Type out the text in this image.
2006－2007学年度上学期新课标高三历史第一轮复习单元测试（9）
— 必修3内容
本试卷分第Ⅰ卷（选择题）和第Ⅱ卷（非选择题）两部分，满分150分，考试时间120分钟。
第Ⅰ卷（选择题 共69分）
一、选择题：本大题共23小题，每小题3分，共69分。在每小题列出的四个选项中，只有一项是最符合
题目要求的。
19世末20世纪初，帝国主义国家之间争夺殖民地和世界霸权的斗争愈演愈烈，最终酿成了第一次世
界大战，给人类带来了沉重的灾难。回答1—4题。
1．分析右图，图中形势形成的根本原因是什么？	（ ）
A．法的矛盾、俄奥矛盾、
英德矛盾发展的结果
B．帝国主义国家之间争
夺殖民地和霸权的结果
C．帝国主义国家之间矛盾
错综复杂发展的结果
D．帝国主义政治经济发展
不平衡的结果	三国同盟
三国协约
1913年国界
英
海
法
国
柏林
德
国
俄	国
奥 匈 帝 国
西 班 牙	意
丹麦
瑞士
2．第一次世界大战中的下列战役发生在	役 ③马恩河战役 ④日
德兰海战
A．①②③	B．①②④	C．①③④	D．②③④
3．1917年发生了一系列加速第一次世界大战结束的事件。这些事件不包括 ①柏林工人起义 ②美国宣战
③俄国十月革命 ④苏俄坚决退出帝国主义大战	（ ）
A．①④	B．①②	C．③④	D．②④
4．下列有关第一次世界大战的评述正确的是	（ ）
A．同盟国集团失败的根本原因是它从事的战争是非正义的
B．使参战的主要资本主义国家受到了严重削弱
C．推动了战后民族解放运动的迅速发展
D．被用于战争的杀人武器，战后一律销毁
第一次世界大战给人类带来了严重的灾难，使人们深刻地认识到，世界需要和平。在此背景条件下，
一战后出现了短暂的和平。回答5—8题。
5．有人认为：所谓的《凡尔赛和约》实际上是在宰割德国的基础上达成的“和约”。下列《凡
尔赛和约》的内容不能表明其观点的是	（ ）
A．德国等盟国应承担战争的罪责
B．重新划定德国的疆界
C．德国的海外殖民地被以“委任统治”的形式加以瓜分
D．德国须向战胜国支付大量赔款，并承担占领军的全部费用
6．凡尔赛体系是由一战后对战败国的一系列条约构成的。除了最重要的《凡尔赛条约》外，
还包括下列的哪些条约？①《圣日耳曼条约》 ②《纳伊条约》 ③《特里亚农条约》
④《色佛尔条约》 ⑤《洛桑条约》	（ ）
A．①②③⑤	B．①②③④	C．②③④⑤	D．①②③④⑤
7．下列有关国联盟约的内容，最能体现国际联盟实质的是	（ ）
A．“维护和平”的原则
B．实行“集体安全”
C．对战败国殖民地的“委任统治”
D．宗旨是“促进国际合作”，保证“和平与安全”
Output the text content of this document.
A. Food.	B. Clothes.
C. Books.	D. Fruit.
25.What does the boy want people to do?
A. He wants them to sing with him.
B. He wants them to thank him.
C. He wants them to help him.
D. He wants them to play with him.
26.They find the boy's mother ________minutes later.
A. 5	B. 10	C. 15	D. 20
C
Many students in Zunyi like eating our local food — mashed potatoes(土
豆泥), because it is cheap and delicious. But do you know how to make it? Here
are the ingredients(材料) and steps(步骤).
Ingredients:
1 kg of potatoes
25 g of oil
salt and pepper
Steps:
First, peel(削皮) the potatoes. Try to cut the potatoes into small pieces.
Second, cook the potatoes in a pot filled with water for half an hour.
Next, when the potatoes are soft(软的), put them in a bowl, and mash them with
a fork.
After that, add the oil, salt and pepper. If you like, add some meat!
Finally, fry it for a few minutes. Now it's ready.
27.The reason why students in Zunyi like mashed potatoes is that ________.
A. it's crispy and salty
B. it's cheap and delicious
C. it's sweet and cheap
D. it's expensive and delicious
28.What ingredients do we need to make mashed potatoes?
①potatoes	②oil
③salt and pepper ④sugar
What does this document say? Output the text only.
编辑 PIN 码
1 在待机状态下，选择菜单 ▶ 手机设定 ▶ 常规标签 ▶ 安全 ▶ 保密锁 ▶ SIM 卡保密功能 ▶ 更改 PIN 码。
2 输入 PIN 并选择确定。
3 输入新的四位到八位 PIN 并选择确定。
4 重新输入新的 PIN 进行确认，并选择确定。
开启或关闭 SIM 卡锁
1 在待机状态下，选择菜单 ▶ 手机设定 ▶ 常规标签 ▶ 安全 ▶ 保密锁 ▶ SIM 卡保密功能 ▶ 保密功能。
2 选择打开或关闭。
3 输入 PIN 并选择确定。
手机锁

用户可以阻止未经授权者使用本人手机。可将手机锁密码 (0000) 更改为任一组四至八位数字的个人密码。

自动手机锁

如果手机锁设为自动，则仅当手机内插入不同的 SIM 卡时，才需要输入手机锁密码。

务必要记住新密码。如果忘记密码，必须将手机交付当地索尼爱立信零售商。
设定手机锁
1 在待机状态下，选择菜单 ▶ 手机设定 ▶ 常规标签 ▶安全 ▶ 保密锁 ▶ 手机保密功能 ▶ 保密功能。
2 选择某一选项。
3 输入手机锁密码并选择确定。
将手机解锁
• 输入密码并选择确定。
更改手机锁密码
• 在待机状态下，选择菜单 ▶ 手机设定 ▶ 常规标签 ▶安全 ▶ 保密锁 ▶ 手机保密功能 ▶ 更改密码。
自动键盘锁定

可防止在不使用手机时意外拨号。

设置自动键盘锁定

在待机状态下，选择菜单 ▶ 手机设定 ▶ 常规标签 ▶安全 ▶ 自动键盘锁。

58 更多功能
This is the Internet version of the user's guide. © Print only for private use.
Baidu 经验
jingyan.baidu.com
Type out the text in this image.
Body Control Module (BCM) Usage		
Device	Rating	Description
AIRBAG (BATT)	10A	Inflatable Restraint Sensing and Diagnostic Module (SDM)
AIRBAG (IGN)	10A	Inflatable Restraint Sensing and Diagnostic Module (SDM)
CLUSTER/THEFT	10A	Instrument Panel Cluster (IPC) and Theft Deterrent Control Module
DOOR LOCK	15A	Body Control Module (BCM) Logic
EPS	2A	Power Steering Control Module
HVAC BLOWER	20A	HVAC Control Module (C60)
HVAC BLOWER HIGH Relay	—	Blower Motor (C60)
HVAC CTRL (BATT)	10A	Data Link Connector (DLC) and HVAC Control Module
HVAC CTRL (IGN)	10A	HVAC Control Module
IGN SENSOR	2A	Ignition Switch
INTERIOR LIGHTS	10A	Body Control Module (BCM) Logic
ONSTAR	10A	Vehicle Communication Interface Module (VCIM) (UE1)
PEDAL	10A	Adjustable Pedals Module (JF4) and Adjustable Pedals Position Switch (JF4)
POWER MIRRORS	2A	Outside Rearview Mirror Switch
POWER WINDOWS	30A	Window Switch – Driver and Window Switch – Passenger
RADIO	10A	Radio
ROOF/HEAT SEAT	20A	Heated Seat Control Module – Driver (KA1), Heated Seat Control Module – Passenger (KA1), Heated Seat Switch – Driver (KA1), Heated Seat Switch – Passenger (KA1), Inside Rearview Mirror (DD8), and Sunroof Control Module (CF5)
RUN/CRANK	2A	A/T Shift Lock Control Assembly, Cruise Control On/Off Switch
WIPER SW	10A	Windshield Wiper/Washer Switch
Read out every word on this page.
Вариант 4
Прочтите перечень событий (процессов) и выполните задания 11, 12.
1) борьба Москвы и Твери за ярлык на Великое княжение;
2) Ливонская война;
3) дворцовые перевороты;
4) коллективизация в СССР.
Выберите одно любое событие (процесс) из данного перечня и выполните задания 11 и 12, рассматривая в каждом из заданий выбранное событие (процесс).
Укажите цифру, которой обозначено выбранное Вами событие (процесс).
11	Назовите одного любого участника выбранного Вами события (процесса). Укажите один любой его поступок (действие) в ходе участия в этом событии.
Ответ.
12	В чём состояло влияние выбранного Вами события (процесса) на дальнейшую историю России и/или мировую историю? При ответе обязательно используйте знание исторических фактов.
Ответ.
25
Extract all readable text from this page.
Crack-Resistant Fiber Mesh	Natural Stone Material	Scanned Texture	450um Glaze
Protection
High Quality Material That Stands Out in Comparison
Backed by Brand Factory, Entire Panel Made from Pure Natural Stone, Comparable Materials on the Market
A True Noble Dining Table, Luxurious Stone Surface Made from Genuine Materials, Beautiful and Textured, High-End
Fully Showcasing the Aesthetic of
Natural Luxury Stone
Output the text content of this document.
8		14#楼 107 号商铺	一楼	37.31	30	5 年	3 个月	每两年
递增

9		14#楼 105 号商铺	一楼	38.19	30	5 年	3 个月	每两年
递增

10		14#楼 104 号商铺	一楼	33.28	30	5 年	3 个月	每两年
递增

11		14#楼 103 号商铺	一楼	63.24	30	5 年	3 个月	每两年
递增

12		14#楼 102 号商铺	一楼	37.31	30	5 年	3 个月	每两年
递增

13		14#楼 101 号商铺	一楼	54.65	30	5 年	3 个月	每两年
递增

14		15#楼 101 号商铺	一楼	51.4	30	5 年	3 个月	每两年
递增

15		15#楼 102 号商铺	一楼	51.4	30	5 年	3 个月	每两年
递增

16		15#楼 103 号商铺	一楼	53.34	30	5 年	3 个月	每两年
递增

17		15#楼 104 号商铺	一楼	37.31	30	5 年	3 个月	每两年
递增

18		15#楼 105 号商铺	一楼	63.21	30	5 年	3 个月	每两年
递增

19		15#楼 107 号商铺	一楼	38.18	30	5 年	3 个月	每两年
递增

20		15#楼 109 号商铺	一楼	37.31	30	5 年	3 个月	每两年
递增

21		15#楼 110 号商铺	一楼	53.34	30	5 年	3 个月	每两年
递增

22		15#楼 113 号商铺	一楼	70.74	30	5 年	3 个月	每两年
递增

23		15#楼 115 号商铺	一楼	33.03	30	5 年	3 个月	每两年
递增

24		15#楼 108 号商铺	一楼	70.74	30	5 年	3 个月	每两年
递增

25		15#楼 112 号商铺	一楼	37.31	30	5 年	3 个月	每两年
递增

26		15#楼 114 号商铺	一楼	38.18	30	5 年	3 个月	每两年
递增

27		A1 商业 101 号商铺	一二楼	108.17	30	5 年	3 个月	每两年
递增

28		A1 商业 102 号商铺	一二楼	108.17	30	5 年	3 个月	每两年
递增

# # #

> What is asked:
Find "only". Copy every line it occurs in.

> Solution for this problem:
What does this document say? Output the text only.
This is the Internet version of the user's guide. © Print only for private use.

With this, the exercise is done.